Supplied data -
***

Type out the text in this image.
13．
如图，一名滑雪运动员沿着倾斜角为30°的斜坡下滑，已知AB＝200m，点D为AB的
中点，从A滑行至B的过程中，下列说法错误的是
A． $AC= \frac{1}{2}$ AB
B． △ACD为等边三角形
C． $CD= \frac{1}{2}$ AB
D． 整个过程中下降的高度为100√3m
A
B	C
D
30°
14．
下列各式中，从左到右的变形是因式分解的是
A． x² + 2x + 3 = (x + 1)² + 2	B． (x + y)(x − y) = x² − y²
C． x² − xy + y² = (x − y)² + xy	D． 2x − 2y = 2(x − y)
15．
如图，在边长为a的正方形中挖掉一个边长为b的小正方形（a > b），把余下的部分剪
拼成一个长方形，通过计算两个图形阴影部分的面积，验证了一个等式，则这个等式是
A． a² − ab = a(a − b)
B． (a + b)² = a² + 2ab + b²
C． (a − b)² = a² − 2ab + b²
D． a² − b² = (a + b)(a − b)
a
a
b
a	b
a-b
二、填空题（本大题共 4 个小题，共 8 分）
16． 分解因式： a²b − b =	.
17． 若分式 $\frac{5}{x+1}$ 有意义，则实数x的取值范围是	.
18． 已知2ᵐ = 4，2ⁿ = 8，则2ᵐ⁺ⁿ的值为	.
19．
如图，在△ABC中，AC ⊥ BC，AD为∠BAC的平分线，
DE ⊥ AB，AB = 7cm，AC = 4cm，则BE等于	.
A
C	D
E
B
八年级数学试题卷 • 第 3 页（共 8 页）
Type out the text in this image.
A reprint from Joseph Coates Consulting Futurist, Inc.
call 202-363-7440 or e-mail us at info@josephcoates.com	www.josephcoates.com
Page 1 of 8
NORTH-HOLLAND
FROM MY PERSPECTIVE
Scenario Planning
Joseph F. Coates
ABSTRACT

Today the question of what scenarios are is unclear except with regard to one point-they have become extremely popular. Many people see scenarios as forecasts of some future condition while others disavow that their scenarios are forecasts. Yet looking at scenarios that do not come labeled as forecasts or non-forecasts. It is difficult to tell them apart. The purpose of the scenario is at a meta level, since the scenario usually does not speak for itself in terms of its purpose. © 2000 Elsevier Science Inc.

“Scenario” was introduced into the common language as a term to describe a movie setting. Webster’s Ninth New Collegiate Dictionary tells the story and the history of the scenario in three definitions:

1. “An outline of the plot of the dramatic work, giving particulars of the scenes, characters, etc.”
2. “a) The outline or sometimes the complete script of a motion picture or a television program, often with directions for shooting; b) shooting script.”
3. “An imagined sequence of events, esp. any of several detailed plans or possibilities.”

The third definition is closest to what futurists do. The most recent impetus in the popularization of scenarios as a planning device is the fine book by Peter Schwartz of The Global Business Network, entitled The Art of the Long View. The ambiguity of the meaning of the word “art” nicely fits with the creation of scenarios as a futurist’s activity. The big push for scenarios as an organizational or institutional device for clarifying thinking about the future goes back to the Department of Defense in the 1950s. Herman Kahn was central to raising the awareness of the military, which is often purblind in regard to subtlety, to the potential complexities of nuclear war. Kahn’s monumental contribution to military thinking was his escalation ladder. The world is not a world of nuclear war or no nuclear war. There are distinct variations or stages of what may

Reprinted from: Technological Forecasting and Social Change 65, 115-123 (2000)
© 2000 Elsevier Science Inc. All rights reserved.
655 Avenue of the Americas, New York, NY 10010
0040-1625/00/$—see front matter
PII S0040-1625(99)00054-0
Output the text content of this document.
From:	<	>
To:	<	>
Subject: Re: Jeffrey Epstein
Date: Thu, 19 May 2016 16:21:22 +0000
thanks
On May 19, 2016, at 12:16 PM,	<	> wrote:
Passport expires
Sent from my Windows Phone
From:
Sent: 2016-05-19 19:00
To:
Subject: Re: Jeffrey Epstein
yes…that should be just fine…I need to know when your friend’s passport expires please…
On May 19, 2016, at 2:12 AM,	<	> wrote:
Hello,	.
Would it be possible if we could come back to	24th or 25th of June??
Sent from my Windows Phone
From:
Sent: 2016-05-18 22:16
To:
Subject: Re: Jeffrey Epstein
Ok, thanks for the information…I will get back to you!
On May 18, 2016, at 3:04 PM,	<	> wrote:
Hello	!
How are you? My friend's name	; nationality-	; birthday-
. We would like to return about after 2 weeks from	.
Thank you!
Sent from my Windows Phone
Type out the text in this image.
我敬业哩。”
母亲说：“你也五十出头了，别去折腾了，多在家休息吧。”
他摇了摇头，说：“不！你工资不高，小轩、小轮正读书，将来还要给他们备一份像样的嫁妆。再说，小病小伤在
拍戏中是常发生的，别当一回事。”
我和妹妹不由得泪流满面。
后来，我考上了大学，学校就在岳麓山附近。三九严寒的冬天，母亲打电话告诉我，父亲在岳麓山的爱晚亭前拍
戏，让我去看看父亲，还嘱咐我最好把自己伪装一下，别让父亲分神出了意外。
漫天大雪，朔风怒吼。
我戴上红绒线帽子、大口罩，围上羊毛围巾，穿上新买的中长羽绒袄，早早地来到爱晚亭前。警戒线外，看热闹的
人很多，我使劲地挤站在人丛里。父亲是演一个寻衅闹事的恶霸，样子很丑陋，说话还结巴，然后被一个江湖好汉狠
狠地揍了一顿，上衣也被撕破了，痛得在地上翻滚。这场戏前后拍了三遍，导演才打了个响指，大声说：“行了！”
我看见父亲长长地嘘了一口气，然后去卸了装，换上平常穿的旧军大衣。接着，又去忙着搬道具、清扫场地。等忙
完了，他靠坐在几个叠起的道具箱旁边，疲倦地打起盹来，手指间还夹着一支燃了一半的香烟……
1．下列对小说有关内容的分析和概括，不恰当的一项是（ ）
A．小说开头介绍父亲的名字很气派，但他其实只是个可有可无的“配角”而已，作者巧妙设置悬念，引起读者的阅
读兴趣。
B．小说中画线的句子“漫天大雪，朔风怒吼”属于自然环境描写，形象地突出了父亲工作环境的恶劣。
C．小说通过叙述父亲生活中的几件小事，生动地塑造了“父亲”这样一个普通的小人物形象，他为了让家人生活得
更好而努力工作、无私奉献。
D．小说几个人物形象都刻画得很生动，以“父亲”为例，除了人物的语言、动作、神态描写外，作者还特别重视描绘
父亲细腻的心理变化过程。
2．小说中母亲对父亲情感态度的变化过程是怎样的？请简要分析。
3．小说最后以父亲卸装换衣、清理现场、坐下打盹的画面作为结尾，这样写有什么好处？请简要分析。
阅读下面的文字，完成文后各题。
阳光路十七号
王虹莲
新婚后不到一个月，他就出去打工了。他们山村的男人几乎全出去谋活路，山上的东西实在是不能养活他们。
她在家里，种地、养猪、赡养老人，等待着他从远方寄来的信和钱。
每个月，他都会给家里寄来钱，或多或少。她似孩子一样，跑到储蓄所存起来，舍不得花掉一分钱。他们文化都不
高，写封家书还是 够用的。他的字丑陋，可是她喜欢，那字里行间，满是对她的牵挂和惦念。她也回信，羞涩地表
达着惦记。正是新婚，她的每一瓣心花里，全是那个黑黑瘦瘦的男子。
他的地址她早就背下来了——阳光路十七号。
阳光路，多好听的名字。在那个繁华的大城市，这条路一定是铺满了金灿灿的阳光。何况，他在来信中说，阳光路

***

Work to be completed - Search the records above for "请简要分析". Copy each line where it is found.

Response for this exercise -
2．小说中母亲对父亲情感态度的变化过程是怎样的？请简要分析。
3．小说最后以父亲卸装换衣、清理现场、坐下打盹的画面作为结尾，这样写有什么好处？请简要分析。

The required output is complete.